• Request
Pull every line containing "Contract" out of the material below.

• Supplied information
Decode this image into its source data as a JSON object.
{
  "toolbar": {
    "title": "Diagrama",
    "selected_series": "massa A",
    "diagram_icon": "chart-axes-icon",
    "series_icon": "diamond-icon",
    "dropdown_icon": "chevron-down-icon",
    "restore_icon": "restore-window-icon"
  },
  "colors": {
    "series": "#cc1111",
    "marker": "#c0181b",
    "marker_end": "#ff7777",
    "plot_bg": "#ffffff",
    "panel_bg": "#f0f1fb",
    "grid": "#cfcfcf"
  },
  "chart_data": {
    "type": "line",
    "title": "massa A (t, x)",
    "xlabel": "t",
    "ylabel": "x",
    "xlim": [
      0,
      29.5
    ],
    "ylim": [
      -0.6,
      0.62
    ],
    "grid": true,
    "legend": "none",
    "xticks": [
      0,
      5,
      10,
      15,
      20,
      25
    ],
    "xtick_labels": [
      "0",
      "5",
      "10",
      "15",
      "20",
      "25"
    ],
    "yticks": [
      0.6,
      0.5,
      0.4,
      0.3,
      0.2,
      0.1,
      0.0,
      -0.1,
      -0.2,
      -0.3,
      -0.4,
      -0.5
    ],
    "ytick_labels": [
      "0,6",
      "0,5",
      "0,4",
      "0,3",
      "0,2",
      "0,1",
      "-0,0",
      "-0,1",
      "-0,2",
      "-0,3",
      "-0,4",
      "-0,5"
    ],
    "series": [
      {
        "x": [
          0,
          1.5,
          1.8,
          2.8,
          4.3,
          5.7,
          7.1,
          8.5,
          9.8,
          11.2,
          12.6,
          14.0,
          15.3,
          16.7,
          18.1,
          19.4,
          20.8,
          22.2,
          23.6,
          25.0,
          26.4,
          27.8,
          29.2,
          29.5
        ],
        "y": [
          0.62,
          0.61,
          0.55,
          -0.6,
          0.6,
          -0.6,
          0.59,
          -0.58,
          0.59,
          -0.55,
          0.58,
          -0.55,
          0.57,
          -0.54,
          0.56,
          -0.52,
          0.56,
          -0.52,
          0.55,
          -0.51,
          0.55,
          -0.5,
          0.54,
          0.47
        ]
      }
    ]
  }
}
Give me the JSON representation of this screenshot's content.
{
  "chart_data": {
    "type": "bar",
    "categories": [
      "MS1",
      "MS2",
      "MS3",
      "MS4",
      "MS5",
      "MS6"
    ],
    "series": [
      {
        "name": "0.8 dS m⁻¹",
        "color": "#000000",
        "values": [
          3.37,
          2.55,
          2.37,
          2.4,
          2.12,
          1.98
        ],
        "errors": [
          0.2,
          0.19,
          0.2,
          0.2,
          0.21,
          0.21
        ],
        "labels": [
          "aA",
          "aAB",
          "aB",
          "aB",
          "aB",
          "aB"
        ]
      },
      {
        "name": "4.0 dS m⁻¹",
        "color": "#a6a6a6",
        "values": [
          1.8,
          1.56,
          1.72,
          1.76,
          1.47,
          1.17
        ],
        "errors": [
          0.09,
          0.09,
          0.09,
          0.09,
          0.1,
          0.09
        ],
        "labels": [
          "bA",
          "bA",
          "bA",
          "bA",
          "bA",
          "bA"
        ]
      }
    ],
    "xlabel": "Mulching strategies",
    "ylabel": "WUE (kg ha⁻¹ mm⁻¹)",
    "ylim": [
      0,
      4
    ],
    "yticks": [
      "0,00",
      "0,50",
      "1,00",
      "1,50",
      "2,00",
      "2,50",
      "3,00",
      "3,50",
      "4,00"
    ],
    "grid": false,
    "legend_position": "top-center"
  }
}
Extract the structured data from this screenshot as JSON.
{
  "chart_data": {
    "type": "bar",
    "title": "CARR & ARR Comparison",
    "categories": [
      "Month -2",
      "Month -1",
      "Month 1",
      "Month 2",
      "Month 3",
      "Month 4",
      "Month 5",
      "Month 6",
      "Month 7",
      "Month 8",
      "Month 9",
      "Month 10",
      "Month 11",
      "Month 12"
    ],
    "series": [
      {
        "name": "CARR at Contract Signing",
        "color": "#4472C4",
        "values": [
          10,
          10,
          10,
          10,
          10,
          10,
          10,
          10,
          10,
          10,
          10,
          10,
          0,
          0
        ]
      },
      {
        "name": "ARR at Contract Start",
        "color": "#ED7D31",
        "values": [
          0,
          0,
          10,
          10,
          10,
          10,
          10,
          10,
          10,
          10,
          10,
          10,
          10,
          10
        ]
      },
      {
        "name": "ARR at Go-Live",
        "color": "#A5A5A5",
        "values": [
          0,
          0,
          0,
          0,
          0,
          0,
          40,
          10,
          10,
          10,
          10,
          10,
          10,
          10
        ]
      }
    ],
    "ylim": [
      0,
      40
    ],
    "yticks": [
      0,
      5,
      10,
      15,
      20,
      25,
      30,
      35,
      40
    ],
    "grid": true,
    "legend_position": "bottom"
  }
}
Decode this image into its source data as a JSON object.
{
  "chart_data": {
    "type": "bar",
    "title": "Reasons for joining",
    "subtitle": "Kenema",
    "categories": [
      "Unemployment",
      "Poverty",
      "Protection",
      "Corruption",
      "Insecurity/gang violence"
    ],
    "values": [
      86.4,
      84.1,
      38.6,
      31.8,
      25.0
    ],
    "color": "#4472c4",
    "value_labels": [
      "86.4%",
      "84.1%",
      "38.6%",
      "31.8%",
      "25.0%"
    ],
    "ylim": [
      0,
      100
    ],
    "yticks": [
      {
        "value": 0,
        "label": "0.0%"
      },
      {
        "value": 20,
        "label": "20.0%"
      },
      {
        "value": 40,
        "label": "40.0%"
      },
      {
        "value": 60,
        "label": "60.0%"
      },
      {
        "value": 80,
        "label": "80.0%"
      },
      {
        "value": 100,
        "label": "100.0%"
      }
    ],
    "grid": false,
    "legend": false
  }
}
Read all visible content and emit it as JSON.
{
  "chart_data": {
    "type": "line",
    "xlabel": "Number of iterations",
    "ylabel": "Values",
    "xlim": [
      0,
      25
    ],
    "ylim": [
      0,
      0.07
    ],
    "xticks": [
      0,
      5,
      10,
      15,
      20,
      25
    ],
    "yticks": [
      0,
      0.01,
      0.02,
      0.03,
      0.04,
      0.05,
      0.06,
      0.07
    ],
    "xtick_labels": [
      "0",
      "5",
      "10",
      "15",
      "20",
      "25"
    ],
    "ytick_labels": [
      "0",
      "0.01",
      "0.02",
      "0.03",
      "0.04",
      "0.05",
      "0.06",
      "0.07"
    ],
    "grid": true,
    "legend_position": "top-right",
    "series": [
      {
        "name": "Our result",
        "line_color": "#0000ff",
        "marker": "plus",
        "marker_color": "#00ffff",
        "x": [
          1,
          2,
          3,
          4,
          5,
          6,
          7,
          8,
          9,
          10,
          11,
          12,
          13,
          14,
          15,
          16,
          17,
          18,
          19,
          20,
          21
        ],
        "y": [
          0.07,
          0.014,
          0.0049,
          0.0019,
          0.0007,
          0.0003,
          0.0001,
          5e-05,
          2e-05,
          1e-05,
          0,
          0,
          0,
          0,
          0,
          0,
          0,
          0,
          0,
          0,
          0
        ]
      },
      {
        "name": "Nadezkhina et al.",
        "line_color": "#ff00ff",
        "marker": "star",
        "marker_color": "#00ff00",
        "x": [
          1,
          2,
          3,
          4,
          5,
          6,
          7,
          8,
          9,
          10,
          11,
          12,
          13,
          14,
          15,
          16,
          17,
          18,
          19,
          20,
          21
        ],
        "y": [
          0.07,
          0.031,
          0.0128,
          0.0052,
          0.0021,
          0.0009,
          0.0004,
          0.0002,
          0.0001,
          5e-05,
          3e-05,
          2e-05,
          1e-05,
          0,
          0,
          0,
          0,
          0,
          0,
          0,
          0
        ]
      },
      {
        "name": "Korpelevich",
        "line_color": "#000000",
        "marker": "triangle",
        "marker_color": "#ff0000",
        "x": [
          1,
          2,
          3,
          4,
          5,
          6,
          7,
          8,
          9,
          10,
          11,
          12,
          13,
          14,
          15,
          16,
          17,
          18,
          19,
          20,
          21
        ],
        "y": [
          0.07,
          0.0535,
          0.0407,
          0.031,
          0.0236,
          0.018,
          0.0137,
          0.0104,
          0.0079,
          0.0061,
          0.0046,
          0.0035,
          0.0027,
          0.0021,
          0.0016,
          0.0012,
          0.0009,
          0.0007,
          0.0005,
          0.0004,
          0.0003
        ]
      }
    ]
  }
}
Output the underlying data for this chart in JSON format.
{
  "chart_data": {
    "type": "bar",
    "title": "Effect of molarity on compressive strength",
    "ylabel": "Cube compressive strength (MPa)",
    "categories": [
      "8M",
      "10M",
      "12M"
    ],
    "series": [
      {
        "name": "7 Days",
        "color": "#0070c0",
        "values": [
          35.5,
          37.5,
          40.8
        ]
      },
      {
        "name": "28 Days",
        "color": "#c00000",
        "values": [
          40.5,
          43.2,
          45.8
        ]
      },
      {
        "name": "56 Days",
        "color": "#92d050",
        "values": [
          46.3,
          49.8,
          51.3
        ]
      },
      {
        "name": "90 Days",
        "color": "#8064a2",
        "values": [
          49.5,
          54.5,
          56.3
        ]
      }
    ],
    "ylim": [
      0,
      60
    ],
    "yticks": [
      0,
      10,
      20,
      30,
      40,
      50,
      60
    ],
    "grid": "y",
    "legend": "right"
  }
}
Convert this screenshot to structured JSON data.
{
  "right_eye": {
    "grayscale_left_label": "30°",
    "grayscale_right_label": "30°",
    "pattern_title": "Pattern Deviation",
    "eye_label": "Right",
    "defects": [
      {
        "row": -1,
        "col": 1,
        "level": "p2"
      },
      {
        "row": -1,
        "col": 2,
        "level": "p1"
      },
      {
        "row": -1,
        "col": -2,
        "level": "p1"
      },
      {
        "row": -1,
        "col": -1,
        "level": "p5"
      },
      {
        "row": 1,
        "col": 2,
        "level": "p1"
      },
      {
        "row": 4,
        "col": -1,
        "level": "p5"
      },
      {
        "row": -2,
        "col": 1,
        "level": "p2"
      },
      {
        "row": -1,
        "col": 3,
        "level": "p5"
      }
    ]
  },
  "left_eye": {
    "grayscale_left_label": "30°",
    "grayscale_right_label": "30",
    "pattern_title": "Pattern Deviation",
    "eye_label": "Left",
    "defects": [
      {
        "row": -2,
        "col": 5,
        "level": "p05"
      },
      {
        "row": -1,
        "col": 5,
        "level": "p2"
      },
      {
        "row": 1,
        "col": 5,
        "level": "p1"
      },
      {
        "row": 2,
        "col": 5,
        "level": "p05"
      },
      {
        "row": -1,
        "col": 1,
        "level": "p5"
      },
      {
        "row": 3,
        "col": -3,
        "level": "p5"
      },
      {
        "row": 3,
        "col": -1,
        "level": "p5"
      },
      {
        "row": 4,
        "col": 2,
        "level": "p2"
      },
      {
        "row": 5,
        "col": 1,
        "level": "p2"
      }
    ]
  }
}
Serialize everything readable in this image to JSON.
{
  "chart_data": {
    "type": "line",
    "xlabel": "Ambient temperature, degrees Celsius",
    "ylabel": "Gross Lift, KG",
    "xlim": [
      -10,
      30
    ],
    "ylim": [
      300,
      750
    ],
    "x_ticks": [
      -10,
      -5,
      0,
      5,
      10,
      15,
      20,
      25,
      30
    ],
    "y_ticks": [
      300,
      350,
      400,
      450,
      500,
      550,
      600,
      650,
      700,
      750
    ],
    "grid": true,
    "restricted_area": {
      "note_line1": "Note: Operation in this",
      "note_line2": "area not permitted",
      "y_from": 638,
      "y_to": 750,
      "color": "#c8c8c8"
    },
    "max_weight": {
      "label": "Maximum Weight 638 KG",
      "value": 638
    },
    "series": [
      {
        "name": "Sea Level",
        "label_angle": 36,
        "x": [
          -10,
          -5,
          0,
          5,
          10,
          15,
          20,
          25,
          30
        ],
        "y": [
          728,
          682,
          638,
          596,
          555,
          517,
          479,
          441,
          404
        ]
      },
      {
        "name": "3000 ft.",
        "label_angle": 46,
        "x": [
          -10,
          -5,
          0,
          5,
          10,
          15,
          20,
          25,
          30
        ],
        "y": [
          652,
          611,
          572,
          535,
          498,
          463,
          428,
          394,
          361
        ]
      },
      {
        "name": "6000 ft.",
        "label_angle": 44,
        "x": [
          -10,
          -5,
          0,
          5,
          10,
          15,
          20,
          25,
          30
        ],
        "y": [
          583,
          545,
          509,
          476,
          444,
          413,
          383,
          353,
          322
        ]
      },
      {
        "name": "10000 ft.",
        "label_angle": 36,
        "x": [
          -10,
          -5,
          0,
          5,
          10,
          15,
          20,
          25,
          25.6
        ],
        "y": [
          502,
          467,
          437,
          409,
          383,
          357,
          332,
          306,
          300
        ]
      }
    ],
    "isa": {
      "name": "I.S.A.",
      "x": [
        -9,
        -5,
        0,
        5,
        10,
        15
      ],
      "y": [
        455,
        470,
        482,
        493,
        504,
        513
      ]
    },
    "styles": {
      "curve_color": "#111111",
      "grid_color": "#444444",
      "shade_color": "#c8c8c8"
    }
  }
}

• Output below
        "name": "CARR at Contract Signing",
        "name": "ARR at Contract Start",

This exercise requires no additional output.